GOAL: Search the listing for "JSON" and copy every line where it appears.

::: EXTRACTED DATA :::

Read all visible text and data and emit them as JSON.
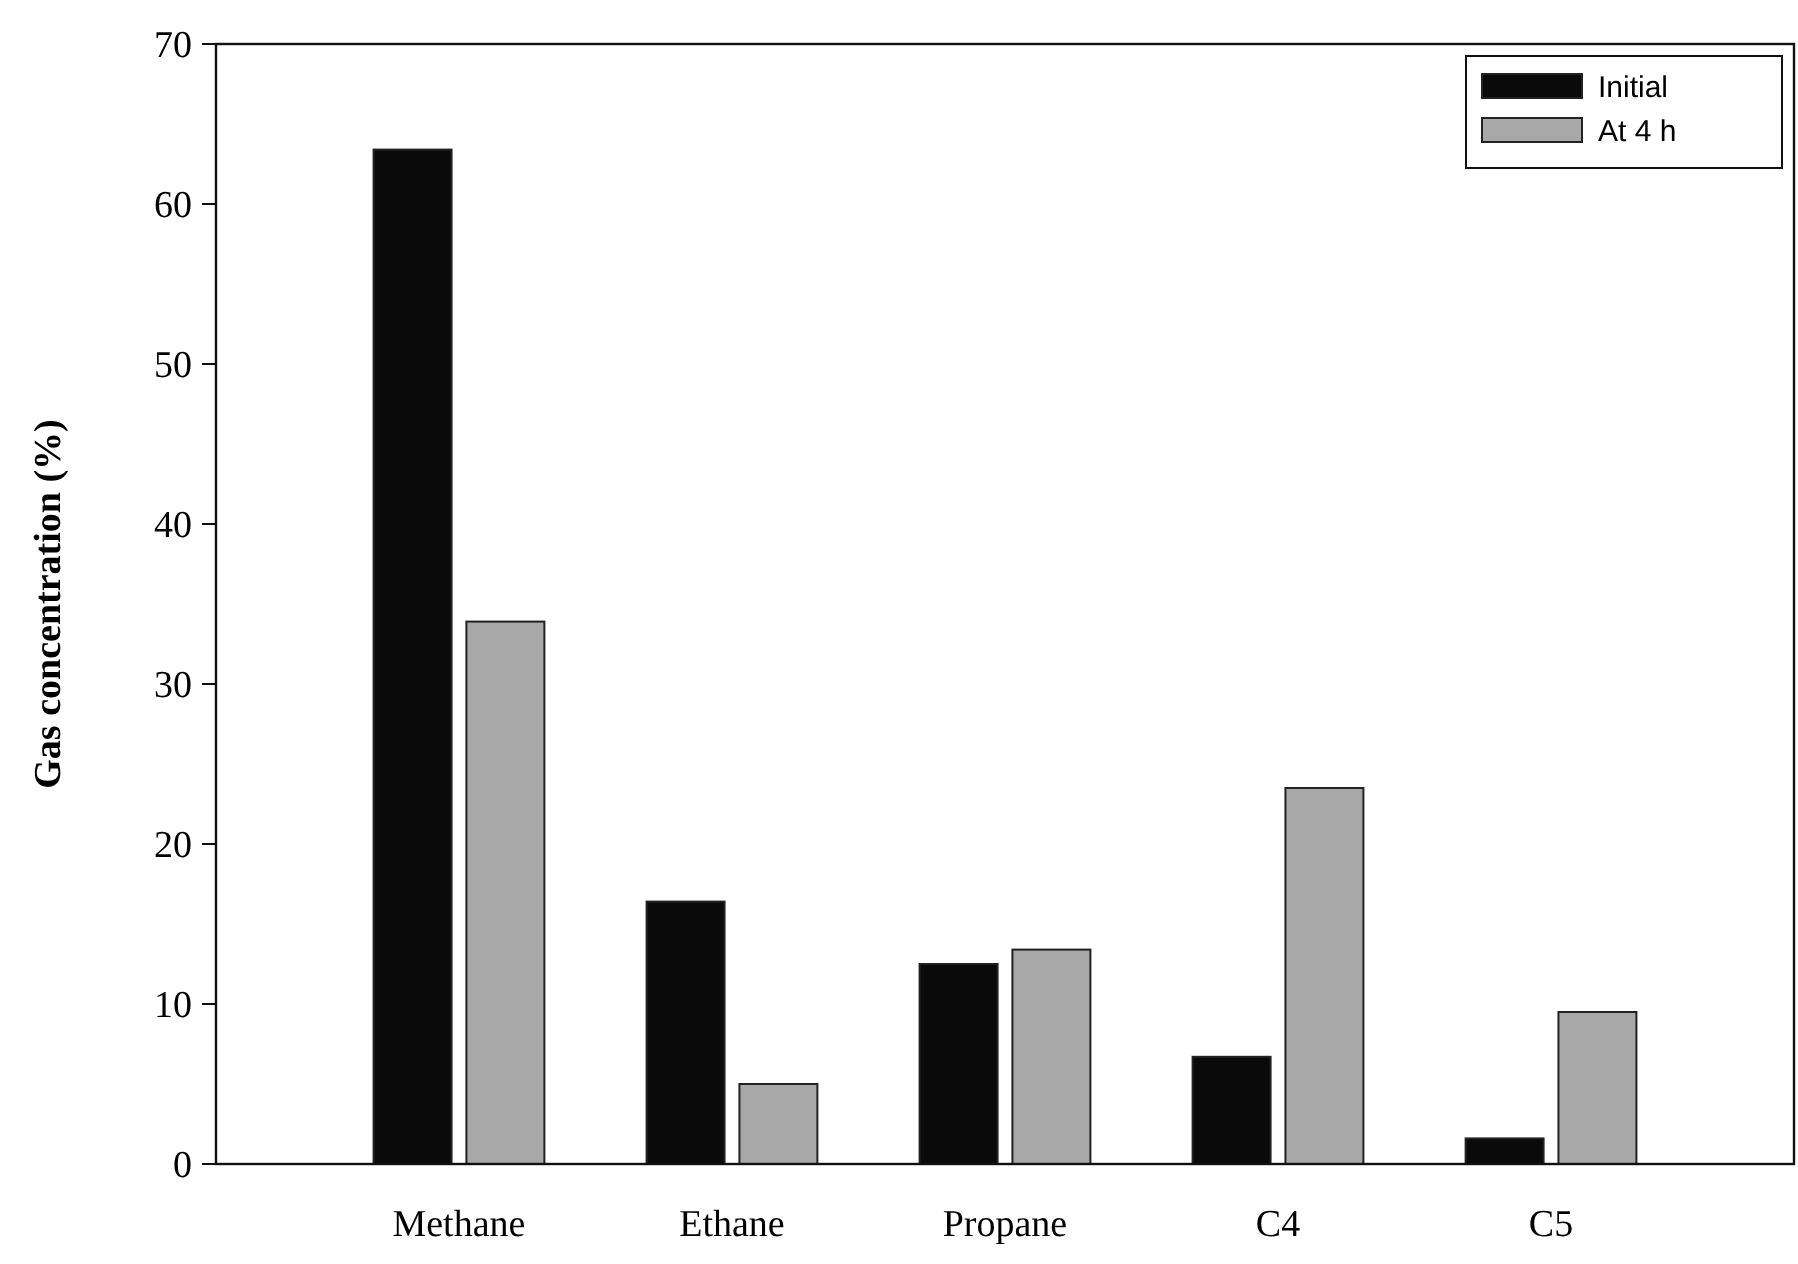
{
  "chart_data": {
    "type": "bar",
    "ylabel": "Gas concentration (%)",
    "categories": [
      "Methane",
      "Ethane",
      "Propane",
      "C4",
      "C5"
    ],
    "series": [
      {
        "name": "Initial",
        "color": "#0a0a0a",
        "values": [
          63.4,
          16.4,
          12.5,
          6.7,
          1.6
        ]
      },
      {
        "name": "At 4 h",
        "color": "#a8a8a8",
        "values": [
          33.9,
          5,
          13.4,
          23.5,
          9.5
        ]
      }
    ],
    "ylim": [
      0,
      70
    ],
    "yticks": [
      0,
      10,
      20,
      30,
      40,
      50,
      60,
      70
    ],
    "grid": false,
    "legend": "top right"
  }
}
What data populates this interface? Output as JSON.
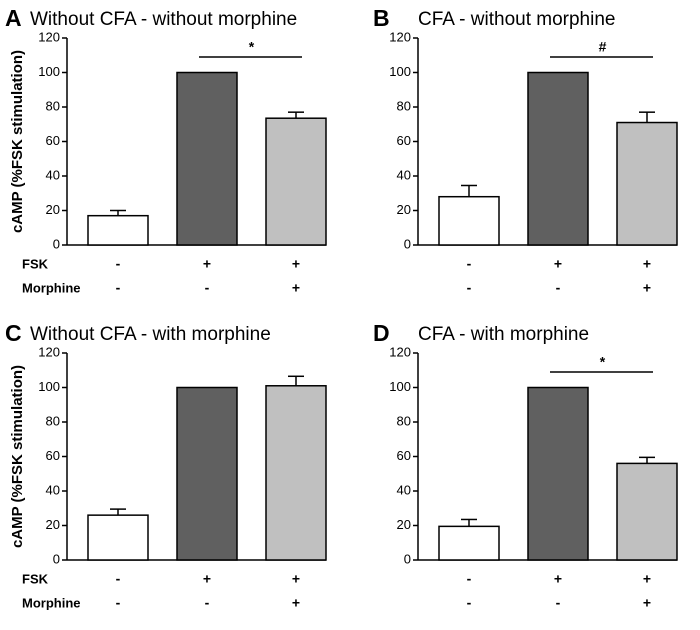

:::

OUTPUT FOR THIS TASK:
Read all visible text and data and emit them as JSON.
What data populates this interface? Output as JSON.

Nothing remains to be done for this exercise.